[The request] Lift out all lines below that contain "Fahrten".

++++++++++

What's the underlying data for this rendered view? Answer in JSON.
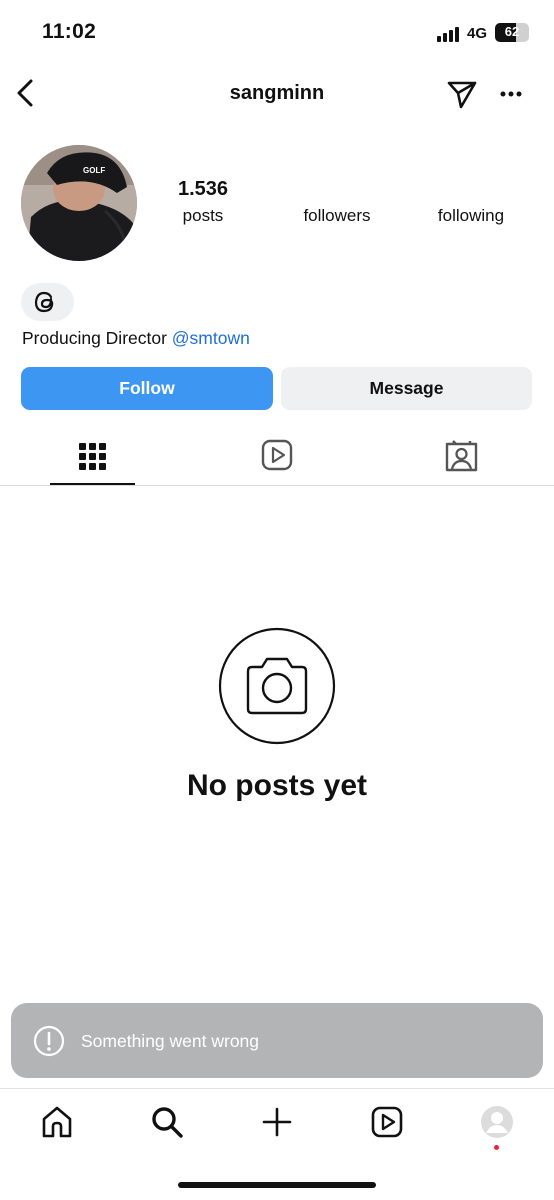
{
  "status_bar": {
    "time": "11:02",
    "network": "4G",
    "battery_level": 62,
    "battery_text": "62",
    "icons": [
      "signal-icon",
      "battery-icon"
    ]
  },
  "header": {
    "username": "sangminn",
    "icons": [
      "back-arrow-icon",
      "send-icon",
      "more-icon"
    ]
  },
  "profile": {
    "avatar_icon": "avatar-photo",
    "stats": {
      "posts_count": "1.536",
      "posts_label": "posts",
      "followers_label": "followers",
      "following_label": "following"
    },
    "threads_icon": "threads-icon",
    "bio_text": "Producing Director ",
    "bio_link": "@smtown",
    "link_color": "#1f6fd6"
  },
  "actions": {
    "follow_label": "Follow",
    "message_label": "Message",
    "follow_color": "#3d96f2"
  },
  "tabs": {
    "items": [
      "grid-icon",
      "reels-icon",
      "tagged-icon"
    ],
    "selected": "grid-icon"
  },
  "empty_state": {
    "icon": "camera-icon",
    "title": "No posts yet"
  },
  "toast": {
    "icon": "alert-icon",
    "message": "Something went wrong"
  },
  "bottom_nav": {
    "items": [
      "home-icon",
      "search-icon",
      "create-icon",
      "reels-icon",
      "profile-avatar"
    ],
    "notification_dot_color": "#ee2330"
  }
}
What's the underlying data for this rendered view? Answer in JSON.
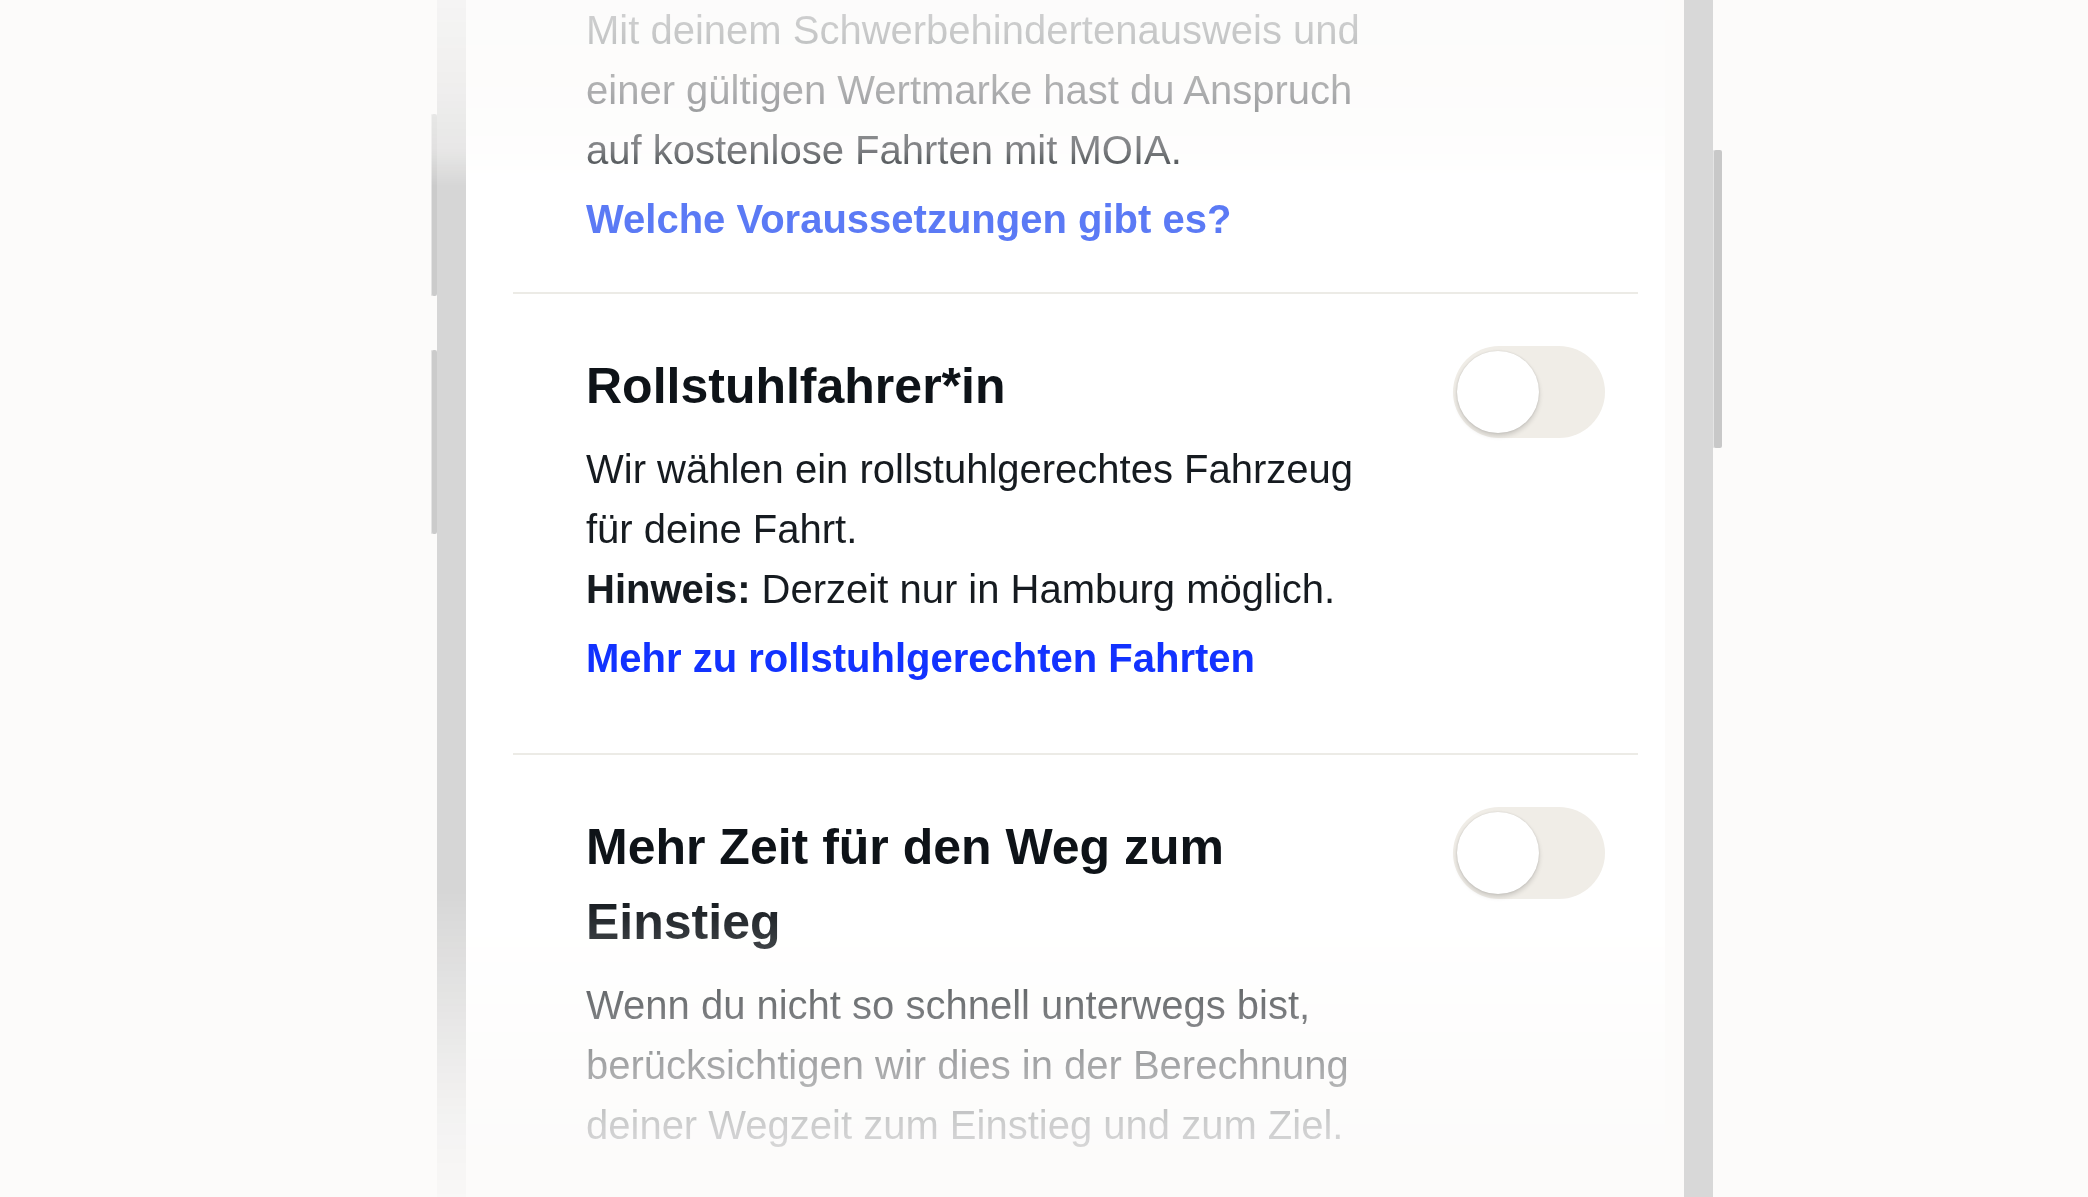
{
  "sections": [
    {
      "description": "Mit deinem Schwerbehindertenausweis und einer gültigen Wertmarke hast du Anspruch auf kostenlose Fahrten mit MOIA.",
      "link": "Welche Voraussetzungen gibt es?"
    },
    {
      "title": "Rollstuhlfahrer*in",
      "toggle": {
        "on": false
      },
      "description": "Wir wählen ein rollstuhlgerechtes Fahrzeug für deine Fahrt.",
      "note": "**Hinweis:** Derzeit nur in Hamburg möglich.",
      "link": "Mehr zu rollstuhlgerechten Fahrten"
    },
    {
      "title": "Mehr Zeit für den Weg zum Einstieg",
      "toggle": {
        "on": false
      },
      "description": "Wenn du nicht so schnell unterwegs bist, berücksichtigen wir dies in der Berechnung deiner Wegzeit zum Einstieg und zum Ziel."
    }
  ]
}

++++++++++

[Output for this exercise]
      "description": "Mit deinem Schwerbehindertenausweis und einer gültigen Wertmarke hast du Anspruch auf kostenlose Fahrten mit MOIA.",
      "link": "Mehr zu rollstuhlgerechten Fahrten"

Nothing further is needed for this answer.